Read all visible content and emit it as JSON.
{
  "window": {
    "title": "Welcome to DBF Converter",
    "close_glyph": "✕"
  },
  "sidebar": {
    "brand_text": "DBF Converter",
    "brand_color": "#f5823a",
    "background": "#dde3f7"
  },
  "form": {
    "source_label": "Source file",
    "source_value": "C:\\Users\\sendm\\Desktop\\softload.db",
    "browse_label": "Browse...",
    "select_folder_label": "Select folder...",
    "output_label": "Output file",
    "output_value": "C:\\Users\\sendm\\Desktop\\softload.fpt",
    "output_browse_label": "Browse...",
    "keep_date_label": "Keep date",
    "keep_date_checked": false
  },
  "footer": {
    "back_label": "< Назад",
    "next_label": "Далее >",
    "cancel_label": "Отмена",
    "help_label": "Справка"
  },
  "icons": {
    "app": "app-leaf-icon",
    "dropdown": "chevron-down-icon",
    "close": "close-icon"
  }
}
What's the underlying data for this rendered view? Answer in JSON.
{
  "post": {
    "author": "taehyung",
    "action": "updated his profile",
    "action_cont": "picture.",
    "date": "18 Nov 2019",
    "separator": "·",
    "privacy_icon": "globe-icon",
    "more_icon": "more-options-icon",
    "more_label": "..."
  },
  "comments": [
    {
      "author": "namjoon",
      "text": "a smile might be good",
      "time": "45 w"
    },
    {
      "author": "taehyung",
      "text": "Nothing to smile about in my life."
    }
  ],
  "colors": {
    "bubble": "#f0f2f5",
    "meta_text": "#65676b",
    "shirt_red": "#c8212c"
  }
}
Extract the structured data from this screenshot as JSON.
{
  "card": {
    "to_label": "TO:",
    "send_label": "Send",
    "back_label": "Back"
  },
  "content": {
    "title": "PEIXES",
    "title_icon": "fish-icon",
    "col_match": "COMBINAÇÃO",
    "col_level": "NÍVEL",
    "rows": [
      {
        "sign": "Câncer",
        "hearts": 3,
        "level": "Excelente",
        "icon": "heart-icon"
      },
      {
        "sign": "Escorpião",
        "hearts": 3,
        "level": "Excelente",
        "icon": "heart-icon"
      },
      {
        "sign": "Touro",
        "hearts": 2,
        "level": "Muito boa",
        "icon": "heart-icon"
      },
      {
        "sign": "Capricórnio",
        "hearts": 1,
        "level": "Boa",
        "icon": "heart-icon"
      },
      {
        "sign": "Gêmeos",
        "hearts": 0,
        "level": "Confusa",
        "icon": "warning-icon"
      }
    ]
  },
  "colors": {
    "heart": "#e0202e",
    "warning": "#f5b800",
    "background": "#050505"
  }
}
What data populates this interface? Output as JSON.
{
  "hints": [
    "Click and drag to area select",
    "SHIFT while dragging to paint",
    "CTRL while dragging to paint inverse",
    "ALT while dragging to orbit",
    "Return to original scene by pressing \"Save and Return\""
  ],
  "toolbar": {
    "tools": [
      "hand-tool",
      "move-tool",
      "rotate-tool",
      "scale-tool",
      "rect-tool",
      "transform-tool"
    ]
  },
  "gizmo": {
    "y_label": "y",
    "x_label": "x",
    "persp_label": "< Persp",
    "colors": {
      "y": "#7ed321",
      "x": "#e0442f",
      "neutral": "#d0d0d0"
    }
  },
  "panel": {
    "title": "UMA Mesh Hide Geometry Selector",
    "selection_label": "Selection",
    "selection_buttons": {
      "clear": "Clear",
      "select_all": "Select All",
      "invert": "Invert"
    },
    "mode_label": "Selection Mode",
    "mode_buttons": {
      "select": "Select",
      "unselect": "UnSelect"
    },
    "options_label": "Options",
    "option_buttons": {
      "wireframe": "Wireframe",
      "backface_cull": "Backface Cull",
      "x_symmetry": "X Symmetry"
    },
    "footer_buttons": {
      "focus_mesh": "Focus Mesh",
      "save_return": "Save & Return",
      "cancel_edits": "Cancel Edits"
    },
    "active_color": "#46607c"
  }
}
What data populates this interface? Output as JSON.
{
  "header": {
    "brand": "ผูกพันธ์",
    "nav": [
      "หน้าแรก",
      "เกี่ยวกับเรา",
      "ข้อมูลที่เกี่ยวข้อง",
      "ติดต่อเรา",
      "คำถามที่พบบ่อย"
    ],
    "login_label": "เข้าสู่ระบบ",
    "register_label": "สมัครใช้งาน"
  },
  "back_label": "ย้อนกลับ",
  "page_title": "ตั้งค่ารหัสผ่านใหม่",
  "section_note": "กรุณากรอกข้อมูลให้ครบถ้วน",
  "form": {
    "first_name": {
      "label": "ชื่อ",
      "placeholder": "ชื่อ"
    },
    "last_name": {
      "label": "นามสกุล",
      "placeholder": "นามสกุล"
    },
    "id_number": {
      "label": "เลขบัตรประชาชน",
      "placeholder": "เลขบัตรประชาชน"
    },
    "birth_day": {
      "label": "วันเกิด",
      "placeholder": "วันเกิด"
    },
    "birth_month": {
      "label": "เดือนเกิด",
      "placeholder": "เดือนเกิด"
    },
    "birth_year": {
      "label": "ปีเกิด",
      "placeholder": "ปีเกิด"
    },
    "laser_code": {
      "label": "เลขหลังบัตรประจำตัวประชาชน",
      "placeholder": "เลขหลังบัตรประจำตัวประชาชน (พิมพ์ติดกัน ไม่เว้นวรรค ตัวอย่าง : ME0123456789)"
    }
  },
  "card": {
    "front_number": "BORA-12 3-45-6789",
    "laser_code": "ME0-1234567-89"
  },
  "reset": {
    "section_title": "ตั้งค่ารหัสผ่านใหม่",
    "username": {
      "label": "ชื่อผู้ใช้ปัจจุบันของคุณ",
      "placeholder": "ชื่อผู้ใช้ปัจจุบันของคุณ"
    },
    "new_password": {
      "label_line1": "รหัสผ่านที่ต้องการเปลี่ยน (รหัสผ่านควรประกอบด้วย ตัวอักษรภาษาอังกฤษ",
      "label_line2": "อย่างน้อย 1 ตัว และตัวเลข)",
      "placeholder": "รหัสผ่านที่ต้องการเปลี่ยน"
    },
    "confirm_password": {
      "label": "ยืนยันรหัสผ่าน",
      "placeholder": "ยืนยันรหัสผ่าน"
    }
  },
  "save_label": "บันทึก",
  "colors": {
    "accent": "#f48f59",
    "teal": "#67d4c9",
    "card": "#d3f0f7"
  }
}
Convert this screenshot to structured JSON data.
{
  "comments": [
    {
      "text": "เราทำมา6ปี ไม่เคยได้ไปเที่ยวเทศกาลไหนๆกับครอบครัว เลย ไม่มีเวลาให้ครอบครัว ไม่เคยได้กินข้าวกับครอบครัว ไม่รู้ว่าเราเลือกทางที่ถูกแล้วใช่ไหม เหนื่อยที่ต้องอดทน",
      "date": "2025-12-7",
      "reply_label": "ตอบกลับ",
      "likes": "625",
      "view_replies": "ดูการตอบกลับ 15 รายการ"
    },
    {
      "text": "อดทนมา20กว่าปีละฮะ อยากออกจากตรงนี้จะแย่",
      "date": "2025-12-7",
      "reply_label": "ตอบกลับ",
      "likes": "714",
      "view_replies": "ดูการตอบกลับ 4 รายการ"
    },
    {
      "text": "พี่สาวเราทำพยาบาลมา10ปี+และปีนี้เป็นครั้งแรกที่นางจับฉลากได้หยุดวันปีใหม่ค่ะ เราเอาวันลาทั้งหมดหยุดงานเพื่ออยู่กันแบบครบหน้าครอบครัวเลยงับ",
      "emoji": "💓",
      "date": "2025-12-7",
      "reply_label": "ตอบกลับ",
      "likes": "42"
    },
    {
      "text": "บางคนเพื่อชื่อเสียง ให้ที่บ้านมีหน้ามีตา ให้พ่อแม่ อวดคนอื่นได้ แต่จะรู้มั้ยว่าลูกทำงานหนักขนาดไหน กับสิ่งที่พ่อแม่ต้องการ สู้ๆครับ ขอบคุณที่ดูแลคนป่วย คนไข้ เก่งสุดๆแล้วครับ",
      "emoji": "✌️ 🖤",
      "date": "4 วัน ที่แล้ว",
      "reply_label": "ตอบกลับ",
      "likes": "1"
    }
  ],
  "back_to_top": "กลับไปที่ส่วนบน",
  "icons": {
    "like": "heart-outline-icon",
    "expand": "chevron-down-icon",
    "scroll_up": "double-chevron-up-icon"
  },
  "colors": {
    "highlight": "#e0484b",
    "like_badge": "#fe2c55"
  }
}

### TASK OBJECTIVE
Report every line in the data above in which the word "นของค" appears.

### WRITTEN REPLY
      "label": "ชื่อผู้ใช้ปัจจุบันของคุณ",
      "placeholder": "ชื่อผู้ใช้ปัจจุบันของคุณ"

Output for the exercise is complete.